» **Exercise directions**: Leave out the pictures and copy every record exactly.

::::::::

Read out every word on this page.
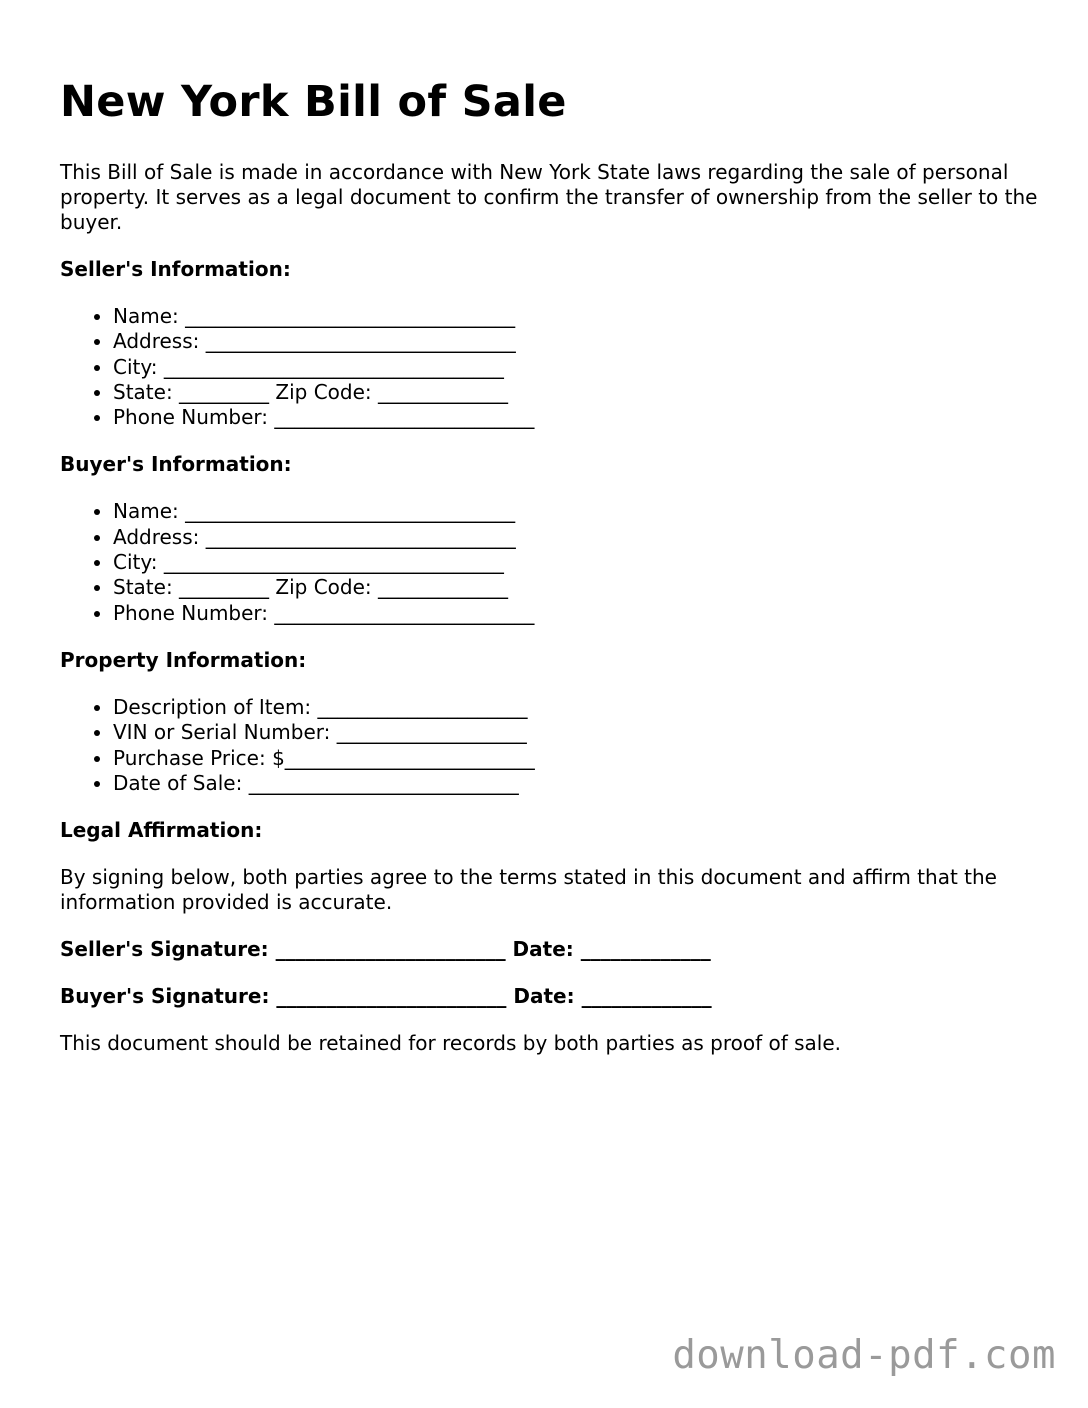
New York Bill of Sale

This Bill of Sale is made in accordance with New York State laws regarding the sale of personal property. It serves as a legal document to confirm the transfer of ownership from the seller to the buyer.

Seller's Information:
• Name: _________________________________
• Address: _______________________________
• City: __________________________________
• State: _________ Zip Code: _____________
• Phone Number: __________________________
Buyer's Information:
• Name: _________________________________
• Address: _______________________________
• City: __________________________________
• State: _________ Zip Code: _____________
• Phone Number: __________________________
Property Information:
• Description of Item: _____________________
• VIN or Serial Number: ___________________
• Purchase Price: $_________________________
• Date of Sale: ___________________________
Legal Affirmation:

By signing below, both parties agree to the terms stated in this document and affirm that the information provided is accurate.

Seller's Signature: _______________________ Date: _____________

Buyer's Signature: _______________________ Date: _____________

This document should be retained for records by both parties as proof of sale.

download-pdf.com
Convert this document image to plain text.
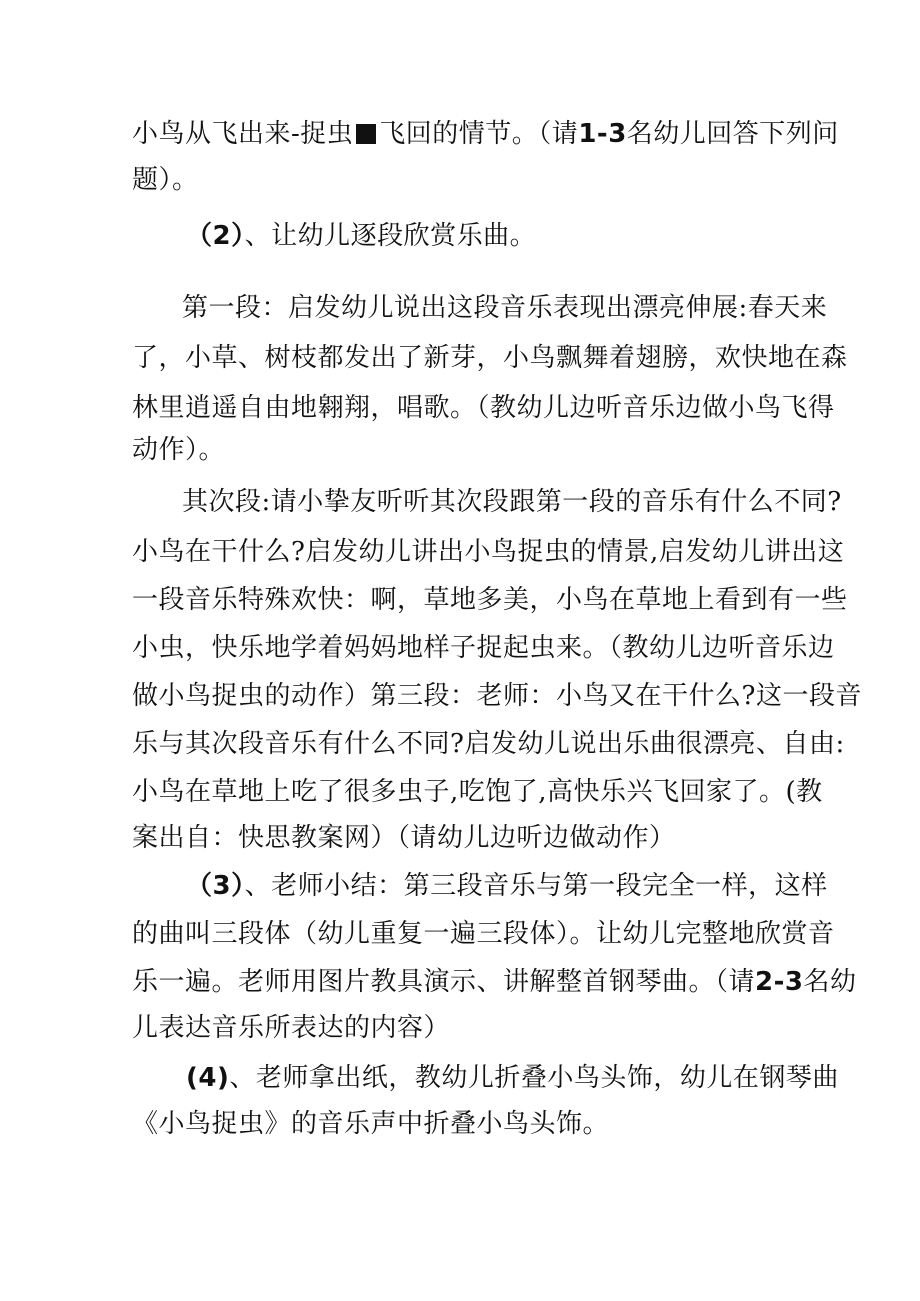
小鸟从飞出来-捉虫 飞回的情节。（请1-3名幼儿回答下列问
题）。
（2）、让幼儿逐段欣赏乐曲。
第一段：启发幼儿说出这段音乐表现出漂亮伸展:春天来
了，小草、树枝都发出了新芽，小鸟飘舞着翅膀，欢快地在森
林里逍遥自由地翱翔，唱歌。（教幼儿边听音乐边做小鸟飞得
动作）。
其次段:请小挚友听听其次段跟第一段的音乐有什么不同?
小鸟在干什么?启发幼儿讲出小鸟捉虫的情景,启发幼儿讲出这
一段音乐特殊欢快：啊，草地多美，小鸟在草地上看到有一些
小虫，快乐地学着妈妈地样子捉起虫来。（教幼儿边听音乐边
做小鸟捉虫的动作）第三段：老师：小鸟又在干什么?这一段音
乐与其次段音乐有什么不同?启发幼儿说出乐曲很漂亮、自由:
小鸟在草地上吃了很多虫子,吃饱了,高快乐兴飞回家了。(教
案出自：快思教案网）（请幼儿边听边做动作）
（3）、老师小结：第三段音乐与第一段完全一样，这样
的曲叫三段体（幼儿重复一遍三段体）。让幼儿完整地欣赏音
乐一遍。老师用图片教具演示、讲解整首钢琴曲。（请2-3名幼
儿表达音乐所表达的内容）
(4)、老师拿出纸，教幼儿折叠小鸟头饰，幼儿在钢琴曲
《小鸟捉虫》的音乐声中折叠小鸟头饰。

::::::::

» **Solution**:
Read out every word on this page.
New York Bill of Sale

This Bill of Sale is made in accordance with New York State laws regarding the sale of personal property. It serves as a legal document to confirm the transfer of ownership from the seller to the buyer.

Seller's Information:
• Name: _________________________________
• Address: _______________________________
• City: __________________________________
• State: _________ Zip Code: _____________
• Phone Number: __________________________
Buyer's Information:
• Name: _________________________________
• Address: _______________________________
• City: __________________________________
• State: _________ Zip Code: _____________
• Phone Number: __________________________
Property Information:
• Description of Item: _____________________
• VIN or Serial Number: ___________________
• Purchase Price: $_________________________
• Date of Sale: ___________________________
Legal Affirmation:

By signing below, both parties agree to the terms stated in this document and affirm that the information provided is accurate.

Seller's Signature: _______________________ Date: _____________

Buyer's Signature: _______________________ Date: _____________

This document should be retained for records by both parties as proof of sale.

download-pdf.com
Convert this document image to plain text.
小鸟从飞出来-捉虫 飞回的情节。（请1-3名幼儿回答下列问
题）。
（2）、让幼儿逐段欣赏乐曲。
第一段：启发幼儿说出这段音乐表现出漂亮伸展:春天来
了，小草、树枝都发出了新芽，小鸟飘舞着翅膀，欢快地在森
林里逍遥自由地翱翔，唱歌。（教幼儿边听音乐边做小鸟飞得
动作）。
其次段:请小挚友听听其次段跟第一段的音乐有什么不同?
小鸟在干什么?启发幼儿讲出小鸟捉虫的情景,启发幼儿讲出这
一段音乐特殊欢快：啊，草地多美，小鸟在草地上看到有一些
小虫，快乐地学着妈妈地样子捉起虫来。（教幼儿边听音乐边
做小鸟捉虫的动作）第三段：老师：小鸟又在干什么?这一段音
乐与其次段音乐有什么不同?启发幼儿说出乐曲很漂亮、自由:
小鸟在草地上吃了很多虫子,吃饱了,高快乐兴飞回家了。(教
案出自：快思教案网）（请幼儿边听边做动作）
（3）、老师小结：第三段音乐与第一段完全一样，这样
的曲叫三段体（幼儿重复一遍三段体）。让幼儿完整地欣赏音
乐一遍。老师用图片教具演示、讲解整首钢琴曲。（请2-3名幼
儿表达音乐所表达的内容）
(4)、老师拿出纸，教幼儿折叠小鸟头饰，幼儿在钢琴曲
《小鸟捉虫》的音乐声中折叠小鸟头饰。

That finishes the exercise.